Examine the material below. Gather every line in which the string "name" appears.

Data for the task:
((

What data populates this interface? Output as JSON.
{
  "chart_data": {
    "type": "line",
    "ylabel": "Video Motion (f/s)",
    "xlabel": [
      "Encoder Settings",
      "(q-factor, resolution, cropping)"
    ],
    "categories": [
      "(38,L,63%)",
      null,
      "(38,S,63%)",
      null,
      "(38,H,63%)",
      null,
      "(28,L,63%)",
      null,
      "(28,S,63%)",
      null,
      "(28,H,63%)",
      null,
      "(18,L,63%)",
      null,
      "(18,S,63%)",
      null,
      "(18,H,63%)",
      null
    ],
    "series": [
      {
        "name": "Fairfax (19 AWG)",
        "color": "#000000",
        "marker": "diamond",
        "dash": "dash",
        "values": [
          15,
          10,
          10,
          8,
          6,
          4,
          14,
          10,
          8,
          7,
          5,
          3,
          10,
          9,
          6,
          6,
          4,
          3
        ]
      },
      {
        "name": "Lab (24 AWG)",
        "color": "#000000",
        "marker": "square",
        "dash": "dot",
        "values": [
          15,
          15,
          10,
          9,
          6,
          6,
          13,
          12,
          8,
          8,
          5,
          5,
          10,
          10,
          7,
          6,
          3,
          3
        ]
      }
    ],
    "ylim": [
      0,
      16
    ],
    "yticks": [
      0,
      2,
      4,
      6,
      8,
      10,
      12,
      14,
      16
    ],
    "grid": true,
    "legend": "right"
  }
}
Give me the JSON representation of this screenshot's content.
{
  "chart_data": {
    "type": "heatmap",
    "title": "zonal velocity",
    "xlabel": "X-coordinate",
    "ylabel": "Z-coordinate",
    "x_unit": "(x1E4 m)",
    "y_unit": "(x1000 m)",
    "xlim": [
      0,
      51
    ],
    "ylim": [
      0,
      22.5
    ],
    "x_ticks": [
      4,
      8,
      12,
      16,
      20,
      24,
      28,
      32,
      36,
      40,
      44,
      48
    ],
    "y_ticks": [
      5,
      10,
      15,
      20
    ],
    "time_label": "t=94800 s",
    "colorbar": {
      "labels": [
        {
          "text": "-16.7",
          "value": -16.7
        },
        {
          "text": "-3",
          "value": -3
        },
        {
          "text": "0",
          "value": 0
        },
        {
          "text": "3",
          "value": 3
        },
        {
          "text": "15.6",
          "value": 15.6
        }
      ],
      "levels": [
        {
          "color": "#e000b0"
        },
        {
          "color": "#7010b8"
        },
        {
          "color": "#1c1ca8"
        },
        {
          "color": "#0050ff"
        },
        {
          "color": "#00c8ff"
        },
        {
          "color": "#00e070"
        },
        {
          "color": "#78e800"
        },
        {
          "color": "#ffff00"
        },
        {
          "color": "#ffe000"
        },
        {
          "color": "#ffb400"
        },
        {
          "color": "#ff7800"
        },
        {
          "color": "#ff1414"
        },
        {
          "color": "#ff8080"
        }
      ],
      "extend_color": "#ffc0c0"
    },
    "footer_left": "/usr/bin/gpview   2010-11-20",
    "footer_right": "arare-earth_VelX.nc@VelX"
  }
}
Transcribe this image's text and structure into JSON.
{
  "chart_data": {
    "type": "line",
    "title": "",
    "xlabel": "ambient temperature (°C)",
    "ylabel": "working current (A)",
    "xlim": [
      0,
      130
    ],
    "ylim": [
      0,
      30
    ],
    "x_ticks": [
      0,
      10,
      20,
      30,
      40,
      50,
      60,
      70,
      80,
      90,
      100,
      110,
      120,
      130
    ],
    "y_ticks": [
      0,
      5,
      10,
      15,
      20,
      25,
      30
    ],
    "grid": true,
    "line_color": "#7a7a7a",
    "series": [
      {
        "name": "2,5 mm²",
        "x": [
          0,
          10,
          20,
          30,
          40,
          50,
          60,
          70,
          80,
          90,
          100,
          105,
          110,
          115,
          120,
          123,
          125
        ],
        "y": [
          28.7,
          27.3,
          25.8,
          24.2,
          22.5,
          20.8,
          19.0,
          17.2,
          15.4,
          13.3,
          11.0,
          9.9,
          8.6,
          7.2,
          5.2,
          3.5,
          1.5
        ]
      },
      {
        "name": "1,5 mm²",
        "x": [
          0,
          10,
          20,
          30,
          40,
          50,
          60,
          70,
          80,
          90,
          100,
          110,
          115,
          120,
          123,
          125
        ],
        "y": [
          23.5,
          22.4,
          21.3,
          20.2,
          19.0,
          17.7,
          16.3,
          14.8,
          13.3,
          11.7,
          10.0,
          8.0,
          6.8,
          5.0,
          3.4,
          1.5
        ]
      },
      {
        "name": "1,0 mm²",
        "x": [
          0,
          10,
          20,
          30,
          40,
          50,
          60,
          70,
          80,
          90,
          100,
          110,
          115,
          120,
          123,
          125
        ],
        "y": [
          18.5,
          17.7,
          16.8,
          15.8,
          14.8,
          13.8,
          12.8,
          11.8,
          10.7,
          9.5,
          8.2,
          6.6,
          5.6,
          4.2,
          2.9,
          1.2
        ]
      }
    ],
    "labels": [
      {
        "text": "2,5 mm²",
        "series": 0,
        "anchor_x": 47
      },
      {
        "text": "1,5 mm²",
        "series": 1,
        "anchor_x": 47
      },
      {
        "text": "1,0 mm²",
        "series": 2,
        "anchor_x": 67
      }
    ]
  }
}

))

Task answer:
        "name": "Fairfax (19 AWG)",
        "name": "Lab (24 AWG)",
        "name": "2,5 mm²",
        "name": "1,5 mm²",
        "name": "1,0 mm²",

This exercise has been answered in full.